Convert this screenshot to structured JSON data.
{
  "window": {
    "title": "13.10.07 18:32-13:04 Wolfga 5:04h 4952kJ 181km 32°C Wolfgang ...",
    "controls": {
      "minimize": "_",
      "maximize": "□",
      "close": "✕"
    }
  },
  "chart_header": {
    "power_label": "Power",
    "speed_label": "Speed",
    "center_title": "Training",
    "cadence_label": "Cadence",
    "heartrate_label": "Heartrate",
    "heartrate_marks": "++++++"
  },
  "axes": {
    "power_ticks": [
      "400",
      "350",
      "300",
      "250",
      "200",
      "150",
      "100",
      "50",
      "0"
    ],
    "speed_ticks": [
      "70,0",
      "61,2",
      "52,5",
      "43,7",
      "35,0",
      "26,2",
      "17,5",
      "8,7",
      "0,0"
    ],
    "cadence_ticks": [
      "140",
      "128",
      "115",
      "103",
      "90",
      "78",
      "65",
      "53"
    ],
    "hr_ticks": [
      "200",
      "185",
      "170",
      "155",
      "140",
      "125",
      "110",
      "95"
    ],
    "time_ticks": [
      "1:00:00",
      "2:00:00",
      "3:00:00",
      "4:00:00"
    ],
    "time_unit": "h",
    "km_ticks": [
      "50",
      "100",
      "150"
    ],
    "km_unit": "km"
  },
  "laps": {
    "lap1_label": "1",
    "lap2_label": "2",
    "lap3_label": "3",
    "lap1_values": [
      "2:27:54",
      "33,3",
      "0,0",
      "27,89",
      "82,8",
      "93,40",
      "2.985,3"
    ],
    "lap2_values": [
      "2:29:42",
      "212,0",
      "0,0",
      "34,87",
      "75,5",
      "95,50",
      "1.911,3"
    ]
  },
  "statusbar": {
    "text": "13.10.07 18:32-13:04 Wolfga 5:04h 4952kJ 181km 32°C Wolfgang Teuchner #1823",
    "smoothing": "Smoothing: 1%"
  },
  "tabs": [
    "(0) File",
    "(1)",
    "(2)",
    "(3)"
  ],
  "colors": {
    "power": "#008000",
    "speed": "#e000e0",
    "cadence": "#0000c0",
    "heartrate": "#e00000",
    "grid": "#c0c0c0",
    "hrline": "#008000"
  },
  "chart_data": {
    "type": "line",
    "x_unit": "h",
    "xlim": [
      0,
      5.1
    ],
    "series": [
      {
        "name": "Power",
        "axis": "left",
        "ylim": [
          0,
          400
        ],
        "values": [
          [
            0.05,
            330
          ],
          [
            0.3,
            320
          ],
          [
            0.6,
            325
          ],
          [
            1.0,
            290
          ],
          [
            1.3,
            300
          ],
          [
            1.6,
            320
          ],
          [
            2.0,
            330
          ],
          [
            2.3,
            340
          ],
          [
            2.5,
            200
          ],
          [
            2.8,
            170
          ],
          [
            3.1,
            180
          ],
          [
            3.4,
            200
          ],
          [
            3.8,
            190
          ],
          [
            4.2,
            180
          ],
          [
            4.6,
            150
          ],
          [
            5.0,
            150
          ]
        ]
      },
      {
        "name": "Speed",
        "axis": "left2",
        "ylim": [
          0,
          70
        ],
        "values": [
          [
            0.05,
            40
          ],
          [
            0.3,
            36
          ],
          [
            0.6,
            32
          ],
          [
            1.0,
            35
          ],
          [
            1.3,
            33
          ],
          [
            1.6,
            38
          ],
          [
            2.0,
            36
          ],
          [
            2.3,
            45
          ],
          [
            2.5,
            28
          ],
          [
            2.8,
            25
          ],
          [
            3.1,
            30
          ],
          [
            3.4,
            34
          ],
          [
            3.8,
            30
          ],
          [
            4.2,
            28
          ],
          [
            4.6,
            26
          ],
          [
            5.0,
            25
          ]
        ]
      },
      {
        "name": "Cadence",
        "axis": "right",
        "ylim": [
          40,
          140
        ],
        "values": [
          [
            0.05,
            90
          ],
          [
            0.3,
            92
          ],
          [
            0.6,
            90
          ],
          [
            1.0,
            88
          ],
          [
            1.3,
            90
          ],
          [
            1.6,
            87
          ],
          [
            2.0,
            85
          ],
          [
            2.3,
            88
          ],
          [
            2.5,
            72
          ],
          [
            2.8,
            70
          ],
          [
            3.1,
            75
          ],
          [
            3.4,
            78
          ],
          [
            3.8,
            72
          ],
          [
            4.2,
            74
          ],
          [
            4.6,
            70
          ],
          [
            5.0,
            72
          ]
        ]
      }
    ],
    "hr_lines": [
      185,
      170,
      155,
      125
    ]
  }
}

━━━━

## What is required
Transcribe every entry word for word.

## Completed exercise
Convert this screenshot to structured JSON data.
{
  "window": {
    "title": "13.10.07 18:32-13:04 Wolfga 5:04h 4952kJ 181km 32°C Wolfgang ...",
    "controls": {
      "minimize": "_",
      "maximize": "□",
      "close": "✕"
    }
  },
  "chart_header": {
    "power_label": "Power",
    "speed_label": "Speed",
    "center_title": "Training",
    "cadence_label": "Cadence",
    "heartrate_label": "Heartrate",
    "heartrate_marks": "++++++"
  },
  "axes": {
    "power_ticks": [
      "400",
      "350",
      "300",
      "250",
      "200",
      "150",
      "100",
      "50",
      "0"
    ],
    "speed_ticks": [
      "70,0",
      "61,2",
      "52,5",
      "43,7",
      "35,0",
      "26,2",
      "17,5",
      "8,7",
      "0,0"
    ],
    "cadence_ticks": [
      "140",
      "128",
      "115",
      "103",
      "90",
      "78",
      "65",
      "53"
    ],
    "hr_ticks": [
      "200",
      "185",
      "170",
      "155",
      "140",
      "125",
      "110",
      "95"
    ],
    "time_ticks": [
      "1:00:00",
      "2:00:00",
      "3:00:00",
      "4:00:00"
    ],
    "time_unit": "h",
    "km_ticks": [
      "50",
      "100",
      "150"
    ],
    "km_unit": "km"
  },
  "laps": {
    "lap1_label": "1",
    "lap2_label": "2",
    "lap3_label": "3",
    "lap1_values": [
      "2:27:54",
      "33,3",
      "0,0",
      "27,89",
      "82,8",
      "93,40",
      "2.985,3"
    ],
    "lap2_values": [
      "2:29:42",
      "212,0",
      "0,0",
      "34,87",
      "75,5",
      "95,50",
      "1.911,3"
    ]
  },
  "statusbar": {
    "text": "13.10.07 18:32-13:04 Wolfga 5:04h 4952kJ 181km 32°C Wolfgang Teuchner #1823",
    "smoothing": "Smoothing: 1%"
  },
  "tabs": [
    "(0) File",
    "(1)",
    "(2)",
    "(3)"
  ],
  "colors": {
    "power": "#008000",
    "speed": "#e000e0",
    "cadence": "#0000c0",
    "heartrate": "#e00000",
    "grid": "#c0c0c0",
    "hrline": "#008000"
  },
  "chart_data": {
    "type": "line",
    "x_unit": "h",
    "xlim": [
      0,
      5.1
    ],
    "series": [
      {
        "name": "Power",
        "axis": "left",
        "ylim": [
          0,
          400
        ],
        "values": [
          [
            0.05,
            330
          ],
          [
            0.3,
            320
          ],
          [
            0.6,
            325
          ],
          [
            1.0,
            290
          ],
          [
            1.3,
            300
          ],
          [
            1.6,
            320
          ],
          [
            2.0,
            330
          ],
          [
            2.3,
            340
          ],
          [
            2.5,
            200
          ],
          [
            2.8,
            170
          ],
          [
            3.1,
            180
          ],
          [
            3.4,
            200
          ],
          [
            3.8,
            190
          ],
          [
            4.2,
            180
          ],
          [
            4.6,
            150
          ],
          [
            5.0,
            150
          ]
        ]
      },
      {
        "name": "Speed",
        "axis": "left2",
        "ylim": [
          0,
          70
        ],
        "values": [
          [
            0.05,
            40
          ],
          [
            0.3,
            36
          ],
          [
            0.6,
            32
          ],
          [
            1.0,
            35
          ],
          [
            1.3,
            33
          ],
          [
            1.6,
            38
          ],
          [
            2.0,
            36
          ],
          [
            2.3,
            45
          ],
          [
            2.5,
            28
          ],
          [
            2.8,
            25
          ],
          [
            3.1,
            30
          ],
          [
            3.4,
            34
          ],
          [
            3.8,
            30
          ],
          [
            4.2,
            28
          ],
          [
            4.6,
            26
          ],
          [
            5.0,
            25
          ]
        ]
      },
      {
        "name": "Cadence",
        "axis": "right",
        "ylim": [
          40,
          140
        ],
        "values": [
          [
            0.05,
            90
          ],
          [
            0.3,
            92
          ],
          [
            0.6,
            90
          ],
          [
            1.0,
            88
          ],
          [
            1.3,
            90
          ],
          [
            1.6,
            87
          ],
          [
            2.0,
            85
          ],
          [
            2.3,
            88
          ],
          [
            2.5,
            72
          ],
          [
            2.8,
            70
          ],
          [
            3.1,
            75
          ],
          [
            3.4,
            78
          ],
          [
            3.8,
            72
          ],
          [
            4.2,
            74
          ],
          [
            4.6,
            70
          ],
          [
            5.0,
            72
          ]
        ]
      }
    ],
    "hr_lines": [
      185,
      170,
      155,
      125
    ]
  }
}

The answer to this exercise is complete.